DATA ENTRIES:
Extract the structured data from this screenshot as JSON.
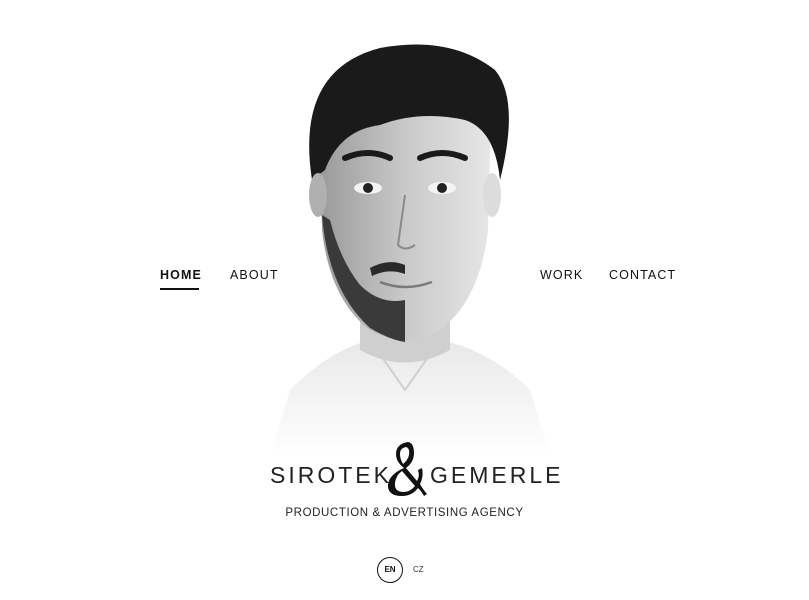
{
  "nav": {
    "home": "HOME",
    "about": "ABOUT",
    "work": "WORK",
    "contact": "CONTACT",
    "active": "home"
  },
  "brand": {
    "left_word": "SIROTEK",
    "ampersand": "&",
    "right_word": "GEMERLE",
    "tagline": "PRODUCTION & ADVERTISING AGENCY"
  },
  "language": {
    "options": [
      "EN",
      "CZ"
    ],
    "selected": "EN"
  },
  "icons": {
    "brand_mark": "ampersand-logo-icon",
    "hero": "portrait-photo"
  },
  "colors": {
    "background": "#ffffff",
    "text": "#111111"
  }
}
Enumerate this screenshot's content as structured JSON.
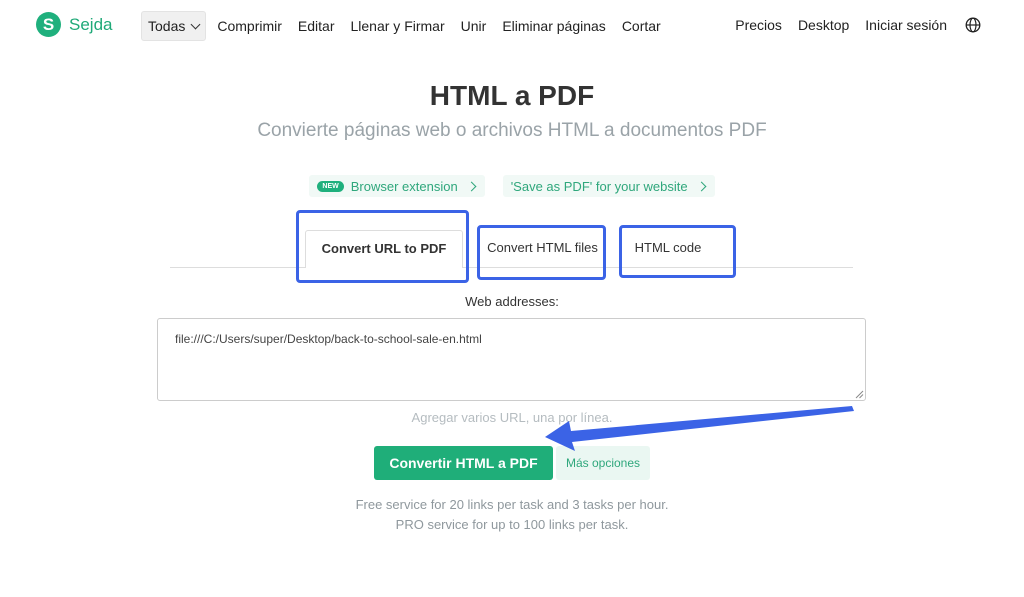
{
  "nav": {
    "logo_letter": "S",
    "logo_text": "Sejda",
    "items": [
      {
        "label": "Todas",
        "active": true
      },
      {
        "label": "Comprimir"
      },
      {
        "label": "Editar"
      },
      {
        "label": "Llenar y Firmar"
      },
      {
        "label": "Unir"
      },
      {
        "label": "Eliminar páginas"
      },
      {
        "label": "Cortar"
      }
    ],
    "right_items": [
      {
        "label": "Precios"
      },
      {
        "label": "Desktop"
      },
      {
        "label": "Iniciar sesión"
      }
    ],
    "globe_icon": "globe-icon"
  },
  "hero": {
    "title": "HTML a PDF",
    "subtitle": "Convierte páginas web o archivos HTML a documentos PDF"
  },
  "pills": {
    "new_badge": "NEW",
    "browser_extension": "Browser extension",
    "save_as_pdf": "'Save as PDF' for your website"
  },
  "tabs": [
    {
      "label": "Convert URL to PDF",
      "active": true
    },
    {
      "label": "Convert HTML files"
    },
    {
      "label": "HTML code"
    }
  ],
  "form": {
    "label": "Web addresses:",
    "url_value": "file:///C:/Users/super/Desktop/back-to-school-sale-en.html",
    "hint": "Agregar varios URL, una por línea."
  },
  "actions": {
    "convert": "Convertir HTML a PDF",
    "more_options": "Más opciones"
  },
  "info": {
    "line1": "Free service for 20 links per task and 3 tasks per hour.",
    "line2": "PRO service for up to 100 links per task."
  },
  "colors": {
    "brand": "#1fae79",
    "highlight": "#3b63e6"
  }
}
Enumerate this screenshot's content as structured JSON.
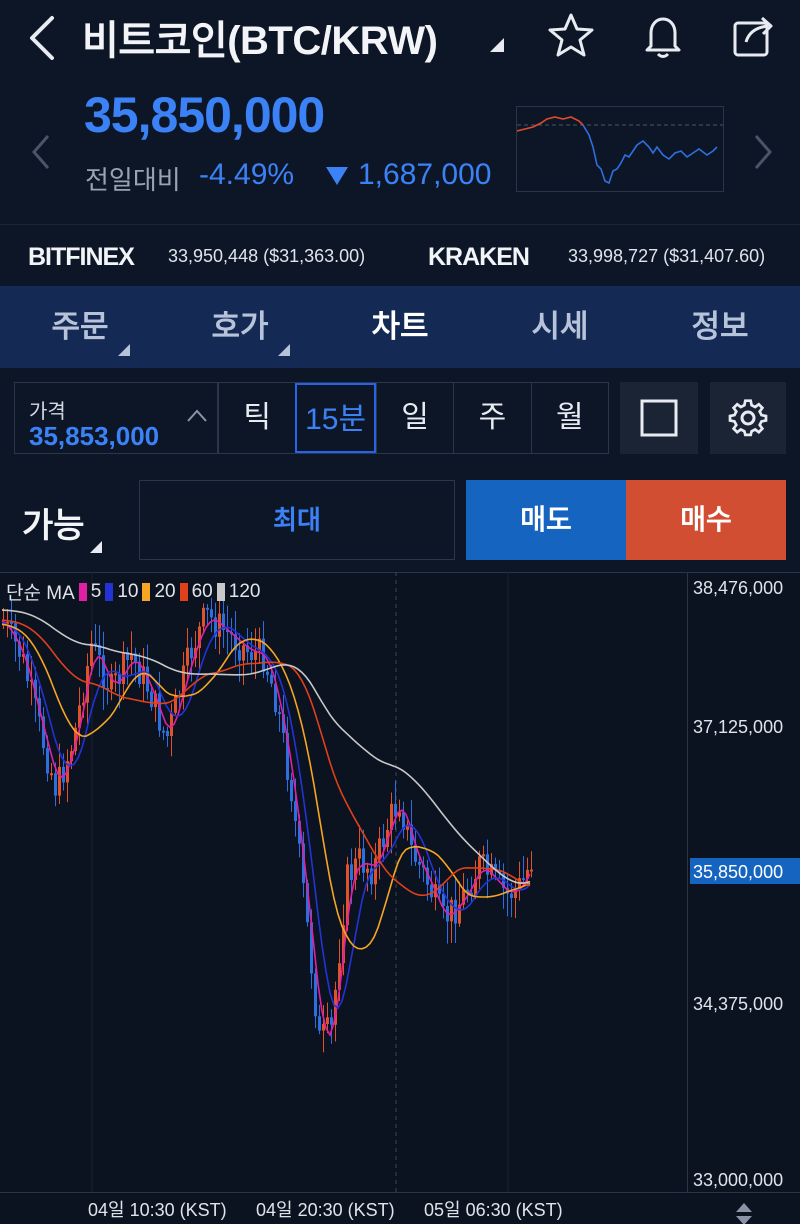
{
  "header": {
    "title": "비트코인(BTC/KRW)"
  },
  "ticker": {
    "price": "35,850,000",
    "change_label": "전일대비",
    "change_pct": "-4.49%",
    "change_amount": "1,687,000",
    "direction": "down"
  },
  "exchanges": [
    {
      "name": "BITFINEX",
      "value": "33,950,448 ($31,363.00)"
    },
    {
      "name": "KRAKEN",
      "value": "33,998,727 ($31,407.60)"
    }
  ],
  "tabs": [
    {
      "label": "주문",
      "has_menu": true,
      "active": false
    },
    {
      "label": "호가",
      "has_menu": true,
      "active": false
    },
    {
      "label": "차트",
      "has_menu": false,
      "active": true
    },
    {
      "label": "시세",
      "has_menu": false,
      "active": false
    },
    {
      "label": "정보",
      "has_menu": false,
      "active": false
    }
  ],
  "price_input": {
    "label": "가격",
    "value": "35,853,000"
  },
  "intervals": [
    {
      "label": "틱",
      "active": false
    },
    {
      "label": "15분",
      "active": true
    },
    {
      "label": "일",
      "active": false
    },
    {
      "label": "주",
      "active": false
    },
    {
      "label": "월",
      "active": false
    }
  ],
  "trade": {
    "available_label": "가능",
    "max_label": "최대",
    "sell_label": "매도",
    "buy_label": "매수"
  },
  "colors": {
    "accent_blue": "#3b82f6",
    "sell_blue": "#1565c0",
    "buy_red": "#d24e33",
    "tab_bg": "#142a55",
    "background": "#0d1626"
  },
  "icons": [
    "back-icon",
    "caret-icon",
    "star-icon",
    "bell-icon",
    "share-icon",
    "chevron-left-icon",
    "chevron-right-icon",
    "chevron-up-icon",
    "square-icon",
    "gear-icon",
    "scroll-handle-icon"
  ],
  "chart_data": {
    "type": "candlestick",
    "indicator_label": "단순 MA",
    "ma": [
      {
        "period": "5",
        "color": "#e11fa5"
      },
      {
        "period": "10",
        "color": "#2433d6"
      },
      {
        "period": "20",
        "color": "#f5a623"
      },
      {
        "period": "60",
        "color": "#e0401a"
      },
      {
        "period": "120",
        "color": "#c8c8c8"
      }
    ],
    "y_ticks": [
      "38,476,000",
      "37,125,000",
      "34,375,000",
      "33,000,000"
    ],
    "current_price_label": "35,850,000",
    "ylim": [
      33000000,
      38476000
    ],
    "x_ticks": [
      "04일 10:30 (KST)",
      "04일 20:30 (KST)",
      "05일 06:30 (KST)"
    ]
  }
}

INSTRUCTIONS TO FOLLOW:
Go through the listing above and write it out again exactly, dropping the pictures.

EXERCISE RESULT:
Extract the structured data from this screenshot as JSON.
{
  "nav": {
    "home": "HOME",
    "about": "ABOUT",
    "work": "WORK",
    "contact": "CONTACT",
    "active": "home"
  },
  "brand": {
    "left_word": "SIROTEK",
    "ampersand": "&",
    "right_word": "GEMERLE",
    "tagline": "PRODUCTION & ADVERTISING AGENCY"
  },
  "language": {
    "options": [
      "EN",
      "CZ"
    ],
    "selected": "EN"
  },
  "icons": {
    "brand_mark": "ampersand-logo-icon",
    "hero": "portrait-photo"
  },
  "colors": {
    "background": "#ffffff",
    "text": "#111111"
  }
}
Enumerate this screenshot's content as structured JSON.
{
  "nav": {
    "logo_letter": "S",
    "logo_text": "Sejda",
    "items": [
      {
        "label": "Todas",
        "active": true
      },
      {
        "label": "Comprimir"
      },
      {
        "label": "Editar"
      },
      {
        "label": "Llenar y Firmar"
      },
      {
        "label": "Unir"
      },
      {
        "label": "Eliminar páginas"
      },
      {
        "label": "Cortar"
      }
    ],
    "right_items": [
      {
        "label": "Precios"
      },
      {
        "label": "Desktop"
      },
      {
        "label": "Iniciar sesión"
      }
    ],
    "globe_icon": "globe-icon"
  },
  "hero": {
    "title": "HTML a PDF",
    "subtitle": "Convierte páginas web o archivos HTML a documentos PDF"
  },
  "pills": {
    "new_badge": "NEW",
    "browser_extension": "Browser extension",
    "save_as_pdf": "'Save as PDF' for your website"
  },
  "tabs": [
    {
      "label": "Convert URL to PDF",
      "active": true
    },
    {
      "label": "Convert HTML files"
    },
    {
      "label": "HTML code"
    }
  ],
  "form": {
    "label": "Web addresses:",
    "url_value": "file:///C:/Users/super/Desktop/back-to-school-sale-en.html",
    "hint": "Agregar varios URL, una por línea."
  },
  "actions": {
    "convert": "Convertir HTML a PDF",
    "more_options": "Más opciones"
  },
  "info": {
    "line1": "Free service for 20 links per task and 3 tasks per hour.",
    "line2": "PRO service for up to 100 links per task."
  },
  "colors": {
    "brand": "#1fae79",
    "highlight": "#3b63e6"
  }
}
Enumerate this screenshot's content as structured JSON.
{
  "header": {
    "title": "비트코인(BTC/KRW)"
  },
  "ticker": {
    "price": "35,850,000",
    "change_label": "전일대비",
    "change_pct": "-4.49%",
    "change_amount": "1,687,000",
    "direction": "down"
  },
  "exchanges": [
    {
      "name": "BITFINEX",
      "value": "33,950,448 ($31,363.00)"
    },
    {
      "name": "KRAKEN",
      "value": "33,998,727 ($31,407.60)"
    }
  ],
  "tabs": [
    {
      "label": "주문",
      "has_menu": true,
      "active": false
    },
    {
      "label": "호가",
      "has_menu": true,
      "active": false
    },
    {
      "label": "차트",
      "has_menu": false,
      "active": true
    },
    {
      "label": "시세",
      "has_menu": false,
      "active": false
    },
    {
      "label": "정보",
      "has_menu": false,
      "active": false
    }
  ],
  "price_input": {
    "label": "가격",
    "value": "35,853,000"
  },
  "intervals": [
    {
      "label": "틱",
      "active": false
    },
    {
      "label": "15분",
      "active": true
    },
    {
      "label": "일",
      "active": false
    },
    {
      "label": "주",
      "active": false
    },
    {
      "label": "월",
      "active": false
    }
  ],
  "trade": {
    "available_label": "가능",
    "max_label": "최대",
    "sell_label": "매도",
    "buy_label": "매수"
  },
  "colors": {
    "accent_blue": "#3b82f6",
    "sell_blue": "#1565c0",
    "buy_red": "#d24e33",
    "tab_bg": "#142a55",
    "background": "#0d1626"
  },
  "icons": [
    "back-icon",
    "caret-icon",
    "star-icon",
    "bell-icon",
    "share-icon",
    "chevron-left-icon",
    "chevron-right-icon",
    "chevron-up-icon",
    "square-icon",
    "gear-icon",
    "scroll-handle-icon"
  ],
  "chart_data": {
    "type": "candlestick",
    "indicator_label": "단순 MA",
    "ma": [
      {
        "period": "5",
        "color": "#e11fa5"
      },
      {
        "period": "10",
        "color": "#2433d6"
      },
      {
        "period": "20",
        "color": "#f5a623"
      },
      {
        "period": "60",
        "color": "#e0401a"
      },
      {
        "period": "120",
        "color": "#c8c8c8"
      }
    ],
    "y_ticks": [
      "38,476,000",
      "37,125,000",
      "34,375,000",
      "33,000,000"
    ],
    "current_price_label": "35,850,000",
    "ylim": [
      33000000,
      38476000
    ],
    "x_ticks": [
      "04일 10:30 (KST)",
      "04일 20:30 (KST)",
      "05일 06:30 (KST)"
    ]
  }
}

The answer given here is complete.